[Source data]
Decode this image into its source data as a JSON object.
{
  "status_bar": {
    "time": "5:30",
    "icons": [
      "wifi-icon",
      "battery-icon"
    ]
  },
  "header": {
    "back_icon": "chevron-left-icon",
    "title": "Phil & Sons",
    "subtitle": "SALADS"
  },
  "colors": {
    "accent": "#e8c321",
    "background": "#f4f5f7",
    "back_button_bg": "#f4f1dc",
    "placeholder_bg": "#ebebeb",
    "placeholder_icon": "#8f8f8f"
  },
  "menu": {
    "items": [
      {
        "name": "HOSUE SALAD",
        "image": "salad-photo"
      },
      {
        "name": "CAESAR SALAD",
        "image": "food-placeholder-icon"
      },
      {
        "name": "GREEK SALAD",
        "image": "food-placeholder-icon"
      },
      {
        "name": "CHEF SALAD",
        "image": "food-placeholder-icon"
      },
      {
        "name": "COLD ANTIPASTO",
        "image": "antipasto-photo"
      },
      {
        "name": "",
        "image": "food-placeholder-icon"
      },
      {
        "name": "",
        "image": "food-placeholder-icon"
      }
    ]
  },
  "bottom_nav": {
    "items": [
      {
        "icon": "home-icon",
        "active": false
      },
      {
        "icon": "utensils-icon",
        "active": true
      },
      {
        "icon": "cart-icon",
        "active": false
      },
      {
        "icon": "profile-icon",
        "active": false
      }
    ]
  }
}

Task to complete: Write out the entries in full, exactly as given.

Exercise solution:
Decode this image into its source data as a JSON object.
{
  "status_bar": {
    "time": "5:30",
    "icons": [
      "wifi-icon",
      "battery-icon"
    ]
  },
  "header": {
    "back_icon": "chevron-left-icon",
    "title": "Phil & Sons",
    "subtitle": "SALADS"
  },
  "colors": {
    "accent": "#e8c321",
    "background": "#f4f5f7",
    "back_button_bg": "#f4f1dc",
    "placeholder_bg": "#ebebeb",
    "placeholder_icon": "#8f8f8f"
  },
  "menu": {
    "items": [
      {
        "name": "HOSUE SALAD",
        "image": "salad-photo"
      },
      {
        "name": "CAESAR SALAD",
        "image": "food-placeholder-icon"
      },
      {
        "name": "GREEK SALAD",
        "image": "food-placeholder-icon"
      },
      {
        "name": "CHEF SALAD",
        "image": "food-placeholder-icon"
      },
      {
        "name": "COLD ANTIPASTO",
        "image": "antipasto-photo"
      },
      {
        "name": "",
        "image": "food-placeholder-icon"
      },
      {
        "name": "",
        "image": "food-placeholder-icon"
      }
    ]
  },
  "bottom_nav": {
    "items": [
      {
        "icon": "home-icon",
        "active": false
      },
      {
        "icon": "utensils-icon",
        "active": true
      },
      {
        "icon": "cart-icon",
        "active": false
      },
      {
        "icon": "profile-icon",
        "active": false
      }
    ]
  }
}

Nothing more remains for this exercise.